▶ [Extract]

● ● ● ●

Toronto Xtreme
- Full name: Toronto Xtreme Rugby Football Club
- Union: Rugby Canada Toronto Rugby Union
- Nickname(s): Renegades (1999–2002) Xtreme (2003–2007)
- Founded: 1999
- Location: Markham, Ontario
- Ground: Fletcher's Fields (Capacity: 3,000)
- League: Rugby Canada Super League
| Team kit |

Official website
- torontoxtreme.com

= Toronto Xtreme =

Canadian rugby union club, based in Markham, Ontario

The Toronto Xtreme (formerly Toronto Renegades) were a Canadian rugby union team based in Markham, Ontario. The team played in the Rugby Canada Super League and drew most of its players from the Toronto Rugby Union.

Founded in 1999 as the Toronto Renegades, the team was Eastern Champions in 1999, 2001, and 2003. The Xtreme did not participate in the 2008 season which was the final year of RCSL.

● ● ● ●

Records from a data collection

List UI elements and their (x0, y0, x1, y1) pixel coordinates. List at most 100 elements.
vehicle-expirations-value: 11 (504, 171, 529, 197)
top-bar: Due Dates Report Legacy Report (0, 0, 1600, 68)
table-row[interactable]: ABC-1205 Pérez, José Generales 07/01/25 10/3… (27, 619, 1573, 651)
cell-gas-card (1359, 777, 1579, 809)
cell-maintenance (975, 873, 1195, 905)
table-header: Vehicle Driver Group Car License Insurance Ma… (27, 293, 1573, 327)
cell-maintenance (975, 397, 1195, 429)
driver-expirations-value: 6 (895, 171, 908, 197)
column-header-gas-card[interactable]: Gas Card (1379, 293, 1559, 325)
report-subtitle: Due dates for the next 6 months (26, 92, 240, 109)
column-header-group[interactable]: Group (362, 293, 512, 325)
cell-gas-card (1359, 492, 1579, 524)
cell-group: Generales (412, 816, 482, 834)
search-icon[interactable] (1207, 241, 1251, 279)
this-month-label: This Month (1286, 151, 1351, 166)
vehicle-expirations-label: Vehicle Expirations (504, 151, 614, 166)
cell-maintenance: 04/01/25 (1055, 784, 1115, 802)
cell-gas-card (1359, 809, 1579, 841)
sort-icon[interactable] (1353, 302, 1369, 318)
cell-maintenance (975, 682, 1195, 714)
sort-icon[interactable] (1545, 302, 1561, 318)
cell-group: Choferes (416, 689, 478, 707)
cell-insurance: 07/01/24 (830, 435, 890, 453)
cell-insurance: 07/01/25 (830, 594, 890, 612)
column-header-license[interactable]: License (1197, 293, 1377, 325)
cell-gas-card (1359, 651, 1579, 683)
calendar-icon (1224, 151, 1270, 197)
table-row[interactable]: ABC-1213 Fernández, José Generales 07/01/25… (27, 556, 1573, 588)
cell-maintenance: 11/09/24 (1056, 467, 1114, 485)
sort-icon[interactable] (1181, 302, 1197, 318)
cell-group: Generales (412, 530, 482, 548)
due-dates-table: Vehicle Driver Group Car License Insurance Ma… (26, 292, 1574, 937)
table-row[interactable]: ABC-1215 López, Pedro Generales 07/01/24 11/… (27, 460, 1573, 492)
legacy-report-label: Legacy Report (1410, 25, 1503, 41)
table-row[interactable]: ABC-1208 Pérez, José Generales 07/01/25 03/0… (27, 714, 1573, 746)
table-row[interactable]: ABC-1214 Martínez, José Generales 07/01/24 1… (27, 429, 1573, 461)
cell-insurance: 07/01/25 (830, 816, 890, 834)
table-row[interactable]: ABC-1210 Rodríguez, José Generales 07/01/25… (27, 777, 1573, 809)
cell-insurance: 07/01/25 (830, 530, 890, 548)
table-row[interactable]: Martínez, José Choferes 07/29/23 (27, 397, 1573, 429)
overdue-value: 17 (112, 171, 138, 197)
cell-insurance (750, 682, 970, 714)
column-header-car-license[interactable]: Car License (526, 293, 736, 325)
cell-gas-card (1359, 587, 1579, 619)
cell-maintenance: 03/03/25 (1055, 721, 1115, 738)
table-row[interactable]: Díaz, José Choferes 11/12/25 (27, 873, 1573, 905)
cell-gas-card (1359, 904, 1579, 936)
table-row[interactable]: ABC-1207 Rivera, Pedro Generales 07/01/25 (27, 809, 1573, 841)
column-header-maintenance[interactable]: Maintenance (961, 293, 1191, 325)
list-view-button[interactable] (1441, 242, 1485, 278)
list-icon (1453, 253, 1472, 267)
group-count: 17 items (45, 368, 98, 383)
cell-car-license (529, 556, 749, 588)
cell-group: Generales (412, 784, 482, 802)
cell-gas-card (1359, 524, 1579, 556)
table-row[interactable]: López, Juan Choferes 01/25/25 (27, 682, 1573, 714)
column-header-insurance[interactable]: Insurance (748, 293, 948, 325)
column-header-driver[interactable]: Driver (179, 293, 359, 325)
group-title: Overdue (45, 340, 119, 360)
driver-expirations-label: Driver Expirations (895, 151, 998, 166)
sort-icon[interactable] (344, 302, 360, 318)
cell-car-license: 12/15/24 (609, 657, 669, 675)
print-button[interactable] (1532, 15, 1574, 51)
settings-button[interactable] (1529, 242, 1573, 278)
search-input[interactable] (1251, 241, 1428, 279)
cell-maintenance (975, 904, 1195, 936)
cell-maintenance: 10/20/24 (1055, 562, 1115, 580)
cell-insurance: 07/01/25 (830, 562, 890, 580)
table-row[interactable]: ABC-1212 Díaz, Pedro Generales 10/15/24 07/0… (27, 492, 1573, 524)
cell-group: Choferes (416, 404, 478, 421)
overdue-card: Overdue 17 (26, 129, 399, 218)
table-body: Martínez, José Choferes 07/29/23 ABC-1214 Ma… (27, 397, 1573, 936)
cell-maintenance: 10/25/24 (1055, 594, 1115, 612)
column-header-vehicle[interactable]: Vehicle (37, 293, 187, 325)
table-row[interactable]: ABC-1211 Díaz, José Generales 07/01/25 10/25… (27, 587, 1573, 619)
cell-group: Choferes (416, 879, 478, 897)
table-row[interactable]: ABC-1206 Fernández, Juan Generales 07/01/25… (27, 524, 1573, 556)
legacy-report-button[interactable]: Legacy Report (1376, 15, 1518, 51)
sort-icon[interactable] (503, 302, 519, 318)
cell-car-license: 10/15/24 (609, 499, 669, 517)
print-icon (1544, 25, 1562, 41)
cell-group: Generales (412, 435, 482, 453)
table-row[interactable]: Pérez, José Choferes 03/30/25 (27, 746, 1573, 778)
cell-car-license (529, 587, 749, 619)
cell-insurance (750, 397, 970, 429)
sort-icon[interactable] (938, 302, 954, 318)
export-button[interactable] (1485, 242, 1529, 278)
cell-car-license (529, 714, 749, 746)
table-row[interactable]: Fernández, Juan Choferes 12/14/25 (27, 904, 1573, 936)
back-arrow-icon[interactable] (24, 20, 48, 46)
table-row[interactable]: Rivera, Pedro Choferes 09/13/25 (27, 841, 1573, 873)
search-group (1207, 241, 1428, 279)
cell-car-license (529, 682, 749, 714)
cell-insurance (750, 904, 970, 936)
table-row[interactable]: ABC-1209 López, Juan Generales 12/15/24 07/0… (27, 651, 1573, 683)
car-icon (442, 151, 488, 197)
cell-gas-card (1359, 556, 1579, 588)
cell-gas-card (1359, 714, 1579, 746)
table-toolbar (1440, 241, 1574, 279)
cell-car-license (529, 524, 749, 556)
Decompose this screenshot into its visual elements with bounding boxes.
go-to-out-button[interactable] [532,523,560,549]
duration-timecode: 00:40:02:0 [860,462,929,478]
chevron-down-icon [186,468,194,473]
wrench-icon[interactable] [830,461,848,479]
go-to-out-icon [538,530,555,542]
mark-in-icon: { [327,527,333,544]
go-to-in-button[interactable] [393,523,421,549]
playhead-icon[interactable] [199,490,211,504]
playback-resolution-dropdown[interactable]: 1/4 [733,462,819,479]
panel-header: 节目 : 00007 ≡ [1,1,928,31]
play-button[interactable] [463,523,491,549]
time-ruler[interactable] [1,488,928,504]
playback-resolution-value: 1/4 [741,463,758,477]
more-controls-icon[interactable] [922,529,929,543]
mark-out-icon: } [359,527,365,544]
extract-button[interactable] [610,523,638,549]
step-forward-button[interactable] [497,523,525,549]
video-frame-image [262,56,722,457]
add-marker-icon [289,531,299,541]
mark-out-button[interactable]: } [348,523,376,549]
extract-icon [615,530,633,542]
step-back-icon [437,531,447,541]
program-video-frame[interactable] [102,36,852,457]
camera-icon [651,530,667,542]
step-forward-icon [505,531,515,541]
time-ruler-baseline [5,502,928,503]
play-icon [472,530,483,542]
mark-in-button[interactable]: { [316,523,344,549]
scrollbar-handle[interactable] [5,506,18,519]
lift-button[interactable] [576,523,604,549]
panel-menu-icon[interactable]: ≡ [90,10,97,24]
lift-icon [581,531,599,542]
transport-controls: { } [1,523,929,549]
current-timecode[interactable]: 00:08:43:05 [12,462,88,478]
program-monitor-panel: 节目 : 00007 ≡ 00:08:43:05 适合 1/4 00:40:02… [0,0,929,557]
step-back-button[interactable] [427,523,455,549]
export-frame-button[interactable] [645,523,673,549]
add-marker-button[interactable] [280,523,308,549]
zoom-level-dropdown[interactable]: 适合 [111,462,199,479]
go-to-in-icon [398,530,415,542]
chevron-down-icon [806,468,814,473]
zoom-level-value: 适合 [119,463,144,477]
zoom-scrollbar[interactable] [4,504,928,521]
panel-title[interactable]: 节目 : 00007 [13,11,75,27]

● ● ● ●

▶ [Parts of the exercise]
a – In the Toronto Xtreme article, copy the passage from "- League: Rugby" to "Toronto Rugby Union.".
b – According to the Toronto Xtreme article, in which years was the team Eastern Champions?
c – Pick up the article on the Toronto Xtreme rugby club where it stops and continue it.
These records come from a separate source and are unrelated to the text.

▶ [Task-by-task outputs]
a –
- League: Rugby Canada Super League
| Team kit |

Official website
- torontoxtreme.com

= Toronto Xtreme =

Canadian rugby union club, based in Markham, Ontario

The Toronto Xtreme (formerly Toronto Renegades) were a Canadian rugby union team based in Markham, Ontario. The team played in the Rugby Canada Super League and drew most of its players from the Toronto Rugby Union.

b – 1999, 2001, and 2003

c –
==Season-by-season records==

Season records
| Season | W | L | T | Finish | Playoff results |
Toronto Renegades
| 1999 | 4 | 0 | 1 | 1st East Division | Lost Finals (Vancouver Island Crimson Tide) |
| 2000 | 4 | 1 | 0 | 2nd East Division | — |
| 2001 | 4 | 0 | 0 | 1st East Division | Lost Finals (Fraser Valley Venom) |
| 2002 | 5 | 1 | 0 | 2nd East Division | — |
Toronto Xtreme
| 2003 | 4 | 0 | 0 | 1st East Division | Lost Finals (Calgary Mavericks) |
| 2004 | 5 | 1 | 0 | 2nd East Division | – |
| 2005 | 3 | 2 | 1 | 3rd East Division | — |
| 2006 | 2 | 4 | 0 | 5th East Division | — |
| 2007 | 3 | 3 | 0 | 4th East Division | — |
| Totals | 34 | 12 | 2 | (regular season, 1999–2007) |  |
| 0 | 3 | 0 | (playoffs, 1999–2007) |  |

==Toronto Rebellion==
In 2009, Rugby Canada disbanded the RCSL and started a new league called Rugby Canada National Junior Championship. The Toronto Rugby Union fielded a team known as the Toronto Rebellion during the 2009 RCNJC season.